[Records that describe figures]
>>

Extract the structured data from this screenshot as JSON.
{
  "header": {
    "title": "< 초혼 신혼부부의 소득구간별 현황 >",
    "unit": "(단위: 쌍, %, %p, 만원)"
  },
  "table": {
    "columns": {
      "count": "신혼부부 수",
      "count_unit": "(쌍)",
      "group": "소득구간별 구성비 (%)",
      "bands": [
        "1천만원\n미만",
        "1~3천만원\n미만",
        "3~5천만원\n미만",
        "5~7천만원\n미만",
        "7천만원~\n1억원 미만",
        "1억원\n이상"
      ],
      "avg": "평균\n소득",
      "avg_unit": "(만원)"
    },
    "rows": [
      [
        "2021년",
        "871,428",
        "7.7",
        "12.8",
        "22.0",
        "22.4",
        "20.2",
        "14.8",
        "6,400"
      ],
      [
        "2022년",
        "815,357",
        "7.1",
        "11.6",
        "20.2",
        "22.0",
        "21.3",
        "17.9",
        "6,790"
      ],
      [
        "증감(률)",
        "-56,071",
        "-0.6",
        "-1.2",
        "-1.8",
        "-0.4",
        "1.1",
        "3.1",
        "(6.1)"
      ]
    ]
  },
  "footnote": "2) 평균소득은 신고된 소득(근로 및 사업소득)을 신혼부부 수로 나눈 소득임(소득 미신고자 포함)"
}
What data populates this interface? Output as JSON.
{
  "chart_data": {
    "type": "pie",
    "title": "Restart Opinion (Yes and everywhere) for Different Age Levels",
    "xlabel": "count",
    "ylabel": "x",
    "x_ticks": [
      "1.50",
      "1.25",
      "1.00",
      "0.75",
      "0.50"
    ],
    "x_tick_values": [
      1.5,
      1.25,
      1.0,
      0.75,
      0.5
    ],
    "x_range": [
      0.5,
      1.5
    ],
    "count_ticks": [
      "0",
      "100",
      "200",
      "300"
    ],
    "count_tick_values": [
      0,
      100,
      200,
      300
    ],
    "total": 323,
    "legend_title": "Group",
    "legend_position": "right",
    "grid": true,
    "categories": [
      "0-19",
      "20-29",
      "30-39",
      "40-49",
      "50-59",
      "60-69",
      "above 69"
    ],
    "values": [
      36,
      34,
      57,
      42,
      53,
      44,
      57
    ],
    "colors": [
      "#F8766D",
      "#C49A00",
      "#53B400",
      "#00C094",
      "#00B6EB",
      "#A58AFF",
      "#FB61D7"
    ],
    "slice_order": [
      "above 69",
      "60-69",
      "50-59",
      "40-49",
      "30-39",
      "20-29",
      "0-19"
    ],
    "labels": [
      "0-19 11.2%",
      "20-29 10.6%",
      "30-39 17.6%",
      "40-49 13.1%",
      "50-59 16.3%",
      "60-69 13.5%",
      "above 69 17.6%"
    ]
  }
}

<<
>>

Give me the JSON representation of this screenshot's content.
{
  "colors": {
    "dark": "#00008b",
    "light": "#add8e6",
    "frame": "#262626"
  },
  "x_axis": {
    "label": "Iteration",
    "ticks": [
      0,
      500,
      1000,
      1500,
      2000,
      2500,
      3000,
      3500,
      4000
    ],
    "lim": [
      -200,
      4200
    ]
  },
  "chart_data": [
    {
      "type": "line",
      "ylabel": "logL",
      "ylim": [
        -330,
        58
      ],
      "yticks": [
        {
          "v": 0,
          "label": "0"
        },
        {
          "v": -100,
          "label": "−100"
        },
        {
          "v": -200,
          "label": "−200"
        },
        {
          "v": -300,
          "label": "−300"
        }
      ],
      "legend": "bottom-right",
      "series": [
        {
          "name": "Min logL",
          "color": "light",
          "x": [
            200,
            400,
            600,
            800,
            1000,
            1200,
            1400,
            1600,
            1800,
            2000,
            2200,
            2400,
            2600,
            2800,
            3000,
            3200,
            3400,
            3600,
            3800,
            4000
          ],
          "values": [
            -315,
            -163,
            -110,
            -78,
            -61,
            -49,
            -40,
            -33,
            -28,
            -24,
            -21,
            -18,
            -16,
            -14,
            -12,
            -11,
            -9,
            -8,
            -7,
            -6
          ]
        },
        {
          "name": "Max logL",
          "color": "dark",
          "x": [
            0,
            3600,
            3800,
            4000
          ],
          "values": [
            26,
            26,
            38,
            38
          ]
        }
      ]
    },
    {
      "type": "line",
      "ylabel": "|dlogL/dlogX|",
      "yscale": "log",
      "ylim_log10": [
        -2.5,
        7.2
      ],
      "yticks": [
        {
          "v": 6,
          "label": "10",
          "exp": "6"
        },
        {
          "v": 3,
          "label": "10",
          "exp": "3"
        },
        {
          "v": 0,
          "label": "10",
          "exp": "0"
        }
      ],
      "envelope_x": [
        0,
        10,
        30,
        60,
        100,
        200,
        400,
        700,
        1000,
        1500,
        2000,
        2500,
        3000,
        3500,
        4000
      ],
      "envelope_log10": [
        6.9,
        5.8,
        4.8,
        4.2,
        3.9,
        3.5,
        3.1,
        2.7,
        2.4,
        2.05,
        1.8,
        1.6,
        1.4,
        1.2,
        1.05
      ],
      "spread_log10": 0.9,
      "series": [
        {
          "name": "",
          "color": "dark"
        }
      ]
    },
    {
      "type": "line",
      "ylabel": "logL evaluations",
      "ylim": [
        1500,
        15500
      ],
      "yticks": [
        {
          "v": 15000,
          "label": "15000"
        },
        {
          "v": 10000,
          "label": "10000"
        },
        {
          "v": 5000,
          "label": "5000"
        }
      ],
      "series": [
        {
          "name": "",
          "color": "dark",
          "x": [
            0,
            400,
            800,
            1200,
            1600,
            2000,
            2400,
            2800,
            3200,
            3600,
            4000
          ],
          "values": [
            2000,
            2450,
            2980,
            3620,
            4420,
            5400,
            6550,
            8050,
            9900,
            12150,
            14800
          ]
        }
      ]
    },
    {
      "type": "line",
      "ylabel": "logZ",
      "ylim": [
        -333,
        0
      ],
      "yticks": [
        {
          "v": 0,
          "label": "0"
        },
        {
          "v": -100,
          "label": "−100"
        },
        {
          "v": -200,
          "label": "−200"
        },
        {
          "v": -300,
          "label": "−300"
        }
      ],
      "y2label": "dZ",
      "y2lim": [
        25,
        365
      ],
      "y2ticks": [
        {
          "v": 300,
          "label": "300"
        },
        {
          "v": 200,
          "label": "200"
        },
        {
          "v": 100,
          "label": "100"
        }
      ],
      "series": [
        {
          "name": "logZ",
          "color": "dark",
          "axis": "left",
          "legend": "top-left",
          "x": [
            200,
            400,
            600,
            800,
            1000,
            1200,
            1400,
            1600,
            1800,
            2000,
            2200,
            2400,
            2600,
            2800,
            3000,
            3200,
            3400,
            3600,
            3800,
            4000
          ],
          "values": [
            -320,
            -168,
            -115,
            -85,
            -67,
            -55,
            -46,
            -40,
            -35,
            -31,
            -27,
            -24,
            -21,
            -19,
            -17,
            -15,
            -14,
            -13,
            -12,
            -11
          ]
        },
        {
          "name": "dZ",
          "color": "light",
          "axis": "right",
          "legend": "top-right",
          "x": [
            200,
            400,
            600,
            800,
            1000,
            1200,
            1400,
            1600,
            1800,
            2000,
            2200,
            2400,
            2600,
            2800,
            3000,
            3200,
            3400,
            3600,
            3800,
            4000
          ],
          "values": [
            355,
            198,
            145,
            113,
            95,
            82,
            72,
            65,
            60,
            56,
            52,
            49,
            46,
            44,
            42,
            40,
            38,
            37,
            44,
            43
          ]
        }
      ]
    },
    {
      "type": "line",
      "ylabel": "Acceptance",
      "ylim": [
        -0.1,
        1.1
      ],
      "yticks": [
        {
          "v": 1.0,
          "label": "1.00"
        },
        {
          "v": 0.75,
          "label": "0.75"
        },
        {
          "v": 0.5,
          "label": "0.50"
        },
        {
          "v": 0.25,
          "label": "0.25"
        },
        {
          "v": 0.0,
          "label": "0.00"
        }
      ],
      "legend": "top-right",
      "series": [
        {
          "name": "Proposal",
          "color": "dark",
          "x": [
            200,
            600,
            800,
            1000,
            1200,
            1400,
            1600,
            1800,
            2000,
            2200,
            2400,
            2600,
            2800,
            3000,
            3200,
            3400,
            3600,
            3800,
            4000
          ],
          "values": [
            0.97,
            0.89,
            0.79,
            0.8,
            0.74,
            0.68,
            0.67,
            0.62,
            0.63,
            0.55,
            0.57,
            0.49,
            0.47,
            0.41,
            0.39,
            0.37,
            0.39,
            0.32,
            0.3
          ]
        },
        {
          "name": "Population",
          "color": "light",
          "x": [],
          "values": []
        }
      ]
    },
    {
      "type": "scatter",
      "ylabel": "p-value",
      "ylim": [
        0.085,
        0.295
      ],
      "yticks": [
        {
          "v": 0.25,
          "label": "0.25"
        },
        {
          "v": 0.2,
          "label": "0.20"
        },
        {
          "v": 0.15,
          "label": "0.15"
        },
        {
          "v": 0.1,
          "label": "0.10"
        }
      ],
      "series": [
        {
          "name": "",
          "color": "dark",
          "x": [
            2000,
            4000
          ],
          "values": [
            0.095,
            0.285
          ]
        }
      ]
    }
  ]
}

<<
>>

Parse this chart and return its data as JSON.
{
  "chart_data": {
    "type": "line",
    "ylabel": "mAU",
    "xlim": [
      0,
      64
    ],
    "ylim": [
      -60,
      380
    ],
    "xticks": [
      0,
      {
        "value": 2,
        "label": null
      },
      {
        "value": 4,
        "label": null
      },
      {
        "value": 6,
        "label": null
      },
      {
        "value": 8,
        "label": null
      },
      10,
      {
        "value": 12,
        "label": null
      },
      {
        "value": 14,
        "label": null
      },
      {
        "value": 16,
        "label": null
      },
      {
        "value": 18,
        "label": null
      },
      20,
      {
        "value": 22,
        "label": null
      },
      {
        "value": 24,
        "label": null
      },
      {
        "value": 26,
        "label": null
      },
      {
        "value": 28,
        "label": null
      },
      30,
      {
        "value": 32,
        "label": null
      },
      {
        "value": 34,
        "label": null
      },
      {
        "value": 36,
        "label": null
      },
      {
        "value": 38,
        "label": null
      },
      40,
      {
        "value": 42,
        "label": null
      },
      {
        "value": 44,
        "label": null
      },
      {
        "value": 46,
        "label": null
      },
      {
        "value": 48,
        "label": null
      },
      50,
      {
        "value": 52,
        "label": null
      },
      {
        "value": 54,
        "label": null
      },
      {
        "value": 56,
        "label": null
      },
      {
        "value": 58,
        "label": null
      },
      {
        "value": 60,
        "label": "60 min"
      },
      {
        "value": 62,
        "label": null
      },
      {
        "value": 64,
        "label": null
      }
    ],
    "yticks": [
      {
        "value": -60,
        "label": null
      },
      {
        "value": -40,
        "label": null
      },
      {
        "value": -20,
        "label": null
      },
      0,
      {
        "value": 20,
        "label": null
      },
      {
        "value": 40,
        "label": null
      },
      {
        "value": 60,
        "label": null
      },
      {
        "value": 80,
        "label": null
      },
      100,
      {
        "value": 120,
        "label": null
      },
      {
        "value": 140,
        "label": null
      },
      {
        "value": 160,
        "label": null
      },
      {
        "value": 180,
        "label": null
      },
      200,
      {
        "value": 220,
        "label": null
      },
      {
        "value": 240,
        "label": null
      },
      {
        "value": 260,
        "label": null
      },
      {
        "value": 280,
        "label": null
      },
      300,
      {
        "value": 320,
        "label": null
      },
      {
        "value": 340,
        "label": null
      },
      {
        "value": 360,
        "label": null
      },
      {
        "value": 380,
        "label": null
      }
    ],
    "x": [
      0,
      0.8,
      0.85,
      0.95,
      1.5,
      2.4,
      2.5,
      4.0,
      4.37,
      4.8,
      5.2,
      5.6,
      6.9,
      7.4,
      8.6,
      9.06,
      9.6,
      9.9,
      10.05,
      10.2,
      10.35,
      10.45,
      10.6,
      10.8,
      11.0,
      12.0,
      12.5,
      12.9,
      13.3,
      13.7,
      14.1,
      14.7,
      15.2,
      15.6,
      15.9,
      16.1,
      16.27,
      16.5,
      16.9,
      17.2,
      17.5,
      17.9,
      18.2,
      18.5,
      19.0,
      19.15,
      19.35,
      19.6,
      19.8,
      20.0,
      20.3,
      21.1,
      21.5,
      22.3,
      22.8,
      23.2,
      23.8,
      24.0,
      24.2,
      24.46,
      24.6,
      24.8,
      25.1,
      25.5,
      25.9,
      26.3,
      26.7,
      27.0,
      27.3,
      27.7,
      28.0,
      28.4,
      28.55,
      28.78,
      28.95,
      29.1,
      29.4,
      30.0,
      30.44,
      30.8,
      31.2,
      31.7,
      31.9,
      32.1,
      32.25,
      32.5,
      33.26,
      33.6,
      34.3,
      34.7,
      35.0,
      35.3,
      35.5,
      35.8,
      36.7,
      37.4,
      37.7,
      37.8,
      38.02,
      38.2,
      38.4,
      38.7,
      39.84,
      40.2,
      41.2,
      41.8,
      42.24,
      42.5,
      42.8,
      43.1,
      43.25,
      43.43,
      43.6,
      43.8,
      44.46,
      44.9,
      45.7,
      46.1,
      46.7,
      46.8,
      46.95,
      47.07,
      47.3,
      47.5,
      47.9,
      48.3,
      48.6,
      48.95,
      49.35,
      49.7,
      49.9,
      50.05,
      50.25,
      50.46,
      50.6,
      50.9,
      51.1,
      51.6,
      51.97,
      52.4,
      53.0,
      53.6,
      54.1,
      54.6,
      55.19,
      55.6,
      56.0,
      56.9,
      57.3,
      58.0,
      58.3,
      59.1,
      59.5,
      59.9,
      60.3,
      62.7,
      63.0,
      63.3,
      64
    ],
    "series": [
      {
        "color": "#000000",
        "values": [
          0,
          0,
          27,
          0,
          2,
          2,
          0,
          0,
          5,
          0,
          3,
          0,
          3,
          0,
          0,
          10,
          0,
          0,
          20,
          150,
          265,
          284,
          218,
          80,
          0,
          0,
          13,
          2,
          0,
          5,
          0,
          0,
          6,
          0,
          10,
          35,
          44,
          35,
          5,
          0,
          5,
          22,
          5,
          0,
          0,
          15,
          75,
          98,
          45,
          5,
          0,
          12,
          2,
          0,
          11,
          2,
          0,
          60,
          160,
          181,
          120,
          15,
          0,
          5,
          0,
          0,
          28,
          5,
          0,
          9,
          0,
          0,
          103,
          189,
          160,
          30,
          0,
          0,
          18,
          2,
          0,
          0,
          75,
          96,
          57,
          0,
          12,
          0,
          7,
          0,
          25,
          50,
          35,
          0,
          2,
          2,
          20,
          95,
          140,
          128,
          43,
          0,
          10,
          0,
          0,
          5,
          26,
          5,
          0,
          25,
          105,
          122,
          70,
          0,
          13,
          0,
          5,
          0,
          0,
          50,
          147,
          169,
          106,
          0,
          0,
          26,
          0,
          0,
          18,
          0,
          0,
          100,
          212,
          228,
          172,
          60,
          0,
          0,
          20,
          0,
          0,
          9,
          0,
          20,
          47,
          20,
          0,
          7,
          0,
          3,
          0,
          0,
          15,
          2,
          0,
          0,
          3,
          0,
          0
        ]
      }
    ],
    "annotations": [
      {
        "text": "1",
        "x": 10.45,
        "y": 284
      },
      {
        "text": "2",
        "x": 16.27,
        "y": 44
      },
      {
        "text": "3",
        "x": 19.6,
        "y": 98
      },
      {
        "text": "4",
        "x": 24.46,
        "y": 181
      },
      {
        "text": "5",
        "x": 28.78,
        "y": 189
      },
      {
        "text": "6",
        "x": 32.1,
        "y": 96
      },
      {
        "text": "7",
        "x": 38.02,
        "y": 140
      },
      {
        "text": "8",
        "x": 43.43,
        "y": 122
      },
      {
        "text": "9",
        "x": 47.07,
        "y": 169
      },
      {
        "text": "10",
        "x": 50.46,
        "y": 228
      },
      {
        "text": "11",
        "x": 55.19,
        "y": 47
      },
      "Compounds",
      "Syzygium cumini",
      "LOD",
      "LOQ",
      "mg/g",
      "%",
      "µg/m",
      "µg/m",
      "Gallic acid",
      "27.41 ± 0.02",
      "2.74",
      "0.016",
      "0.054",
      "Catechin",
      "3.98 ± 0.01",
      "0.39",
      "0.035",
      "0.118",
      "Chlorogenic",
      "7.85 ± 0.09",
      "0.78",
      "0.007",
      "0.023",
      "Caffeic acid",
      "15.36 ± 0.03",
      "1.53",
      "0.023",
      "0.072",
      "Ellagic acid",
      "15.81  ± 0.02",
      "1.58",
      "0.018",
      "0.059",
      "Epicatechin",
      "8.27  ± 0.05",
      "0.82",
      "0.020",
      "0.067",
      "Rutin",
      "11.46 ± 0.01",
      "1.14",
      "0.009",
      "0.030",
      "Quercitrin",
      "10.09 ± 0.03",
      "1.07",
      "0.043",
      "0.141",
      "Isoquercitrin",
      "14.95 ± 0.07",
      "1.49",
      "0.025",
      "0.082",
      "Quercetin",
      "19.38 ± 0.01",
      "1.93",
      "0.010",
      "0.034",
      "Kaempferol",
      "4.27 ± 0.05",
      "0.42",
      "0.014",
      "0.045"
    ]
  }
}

<<

- [What the exercise asks]:
Look back over the material above and state how many lines hold the word "name". Write the number and nothing else.

- [Output for this task]:
9